**SET TASK**. Determine the number of lines that contain the word "Company", then state that number and nothing more.

Dataset records
○ ○ ○ ○ ○
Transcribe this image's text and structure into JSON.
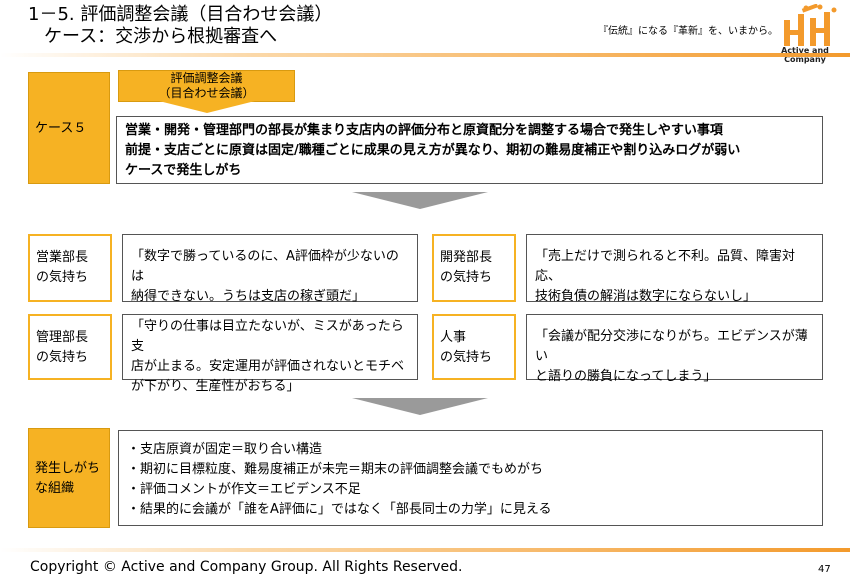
{
  "header": {
    "title_line1": "1－5. 評価調整会議（目合わせ会議）",
    "title_line2": "ケース：交渉から根拠審査へ",
    "tagline": "『伝統』になる『革新』を、いまから。",
    "logo_text": "Active and Company"
  },
  "case": {
    "label": "ケース５",
    "meeting_title": "評価調整会議",
    "meeting_subtitle": "（目合わせ会議）",
    "description_line1": "営業・開発・管理部門の部長が集まり支店内の評価分布と原資配分を調整する場合で発生しやすい事項",
    "description_line2": "前提・支店ごとに原資は固定/職種ごとに成果の見え方が異なり、期初の難易度補正や割り込みログが弱い",
    "description_line3": "ケースで発生しがち"
  },
  "feelings": [
    {
      "label_line1": "営業部長",
      "label_line2": "の気持ち",
      "quote_line1": "「数字で勝っているのに、A評価枠が少ないのは",
      "quote_line2": "納得できない。うちは支店の稼ぎ頭だ」",
      "quote_line3": ""
    },
    {
      "label_line1": "開発部長",
      "label_line2": "の気持ち",
      "quote_line1": "「売上だけで測られると不利。品質、障害対応、",
      "quote_line2": "技術負債の解消は数字にならないし」",
      "quote_line3": ""
    },
    {
      "label_line1": "管理部長",
      "label_line2": "の気持ち",
      "quote_line1": "「守りの仕事は目立たないが、ミスがあったら支",
      "quote_line2": "店が止まる。安定運用が評価されないとモチベ",
      "quote_line3": "が下がり、生産性がおちる」"
    },
    {
      "label_line1": "人事",
      "label_line2": "の気持ち",
      "quote_line1": "「会議が配分交渉になりがち。エビデンスが薄い",
      "quote_line2": "と語りの勝負になってしまう」",
      "quote_line3": ""
    }
  ],
  "organization": {
    "label_line1": "発生しがち",
    "label_line2": "な組織",
    "points": [
      "・支店原資が固定＝取り合い構造",
      "・期初に目標粒度、難易度補正が未完＝期末の評価調整会議でもめがち",
      "・評価コメントが作文＝エビデンス不足",
      "・結果的に会議が「誰をA評価に」ではなく「部長同士の力学」に見える"
    ]
  },
  "footer": {
    "copyright": "Copyright © Active and Company Group. All Rights Reserved.",
    "page_number": "47"
  }
}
○ ○ ○ ○ ○
**RESPONSE**. 2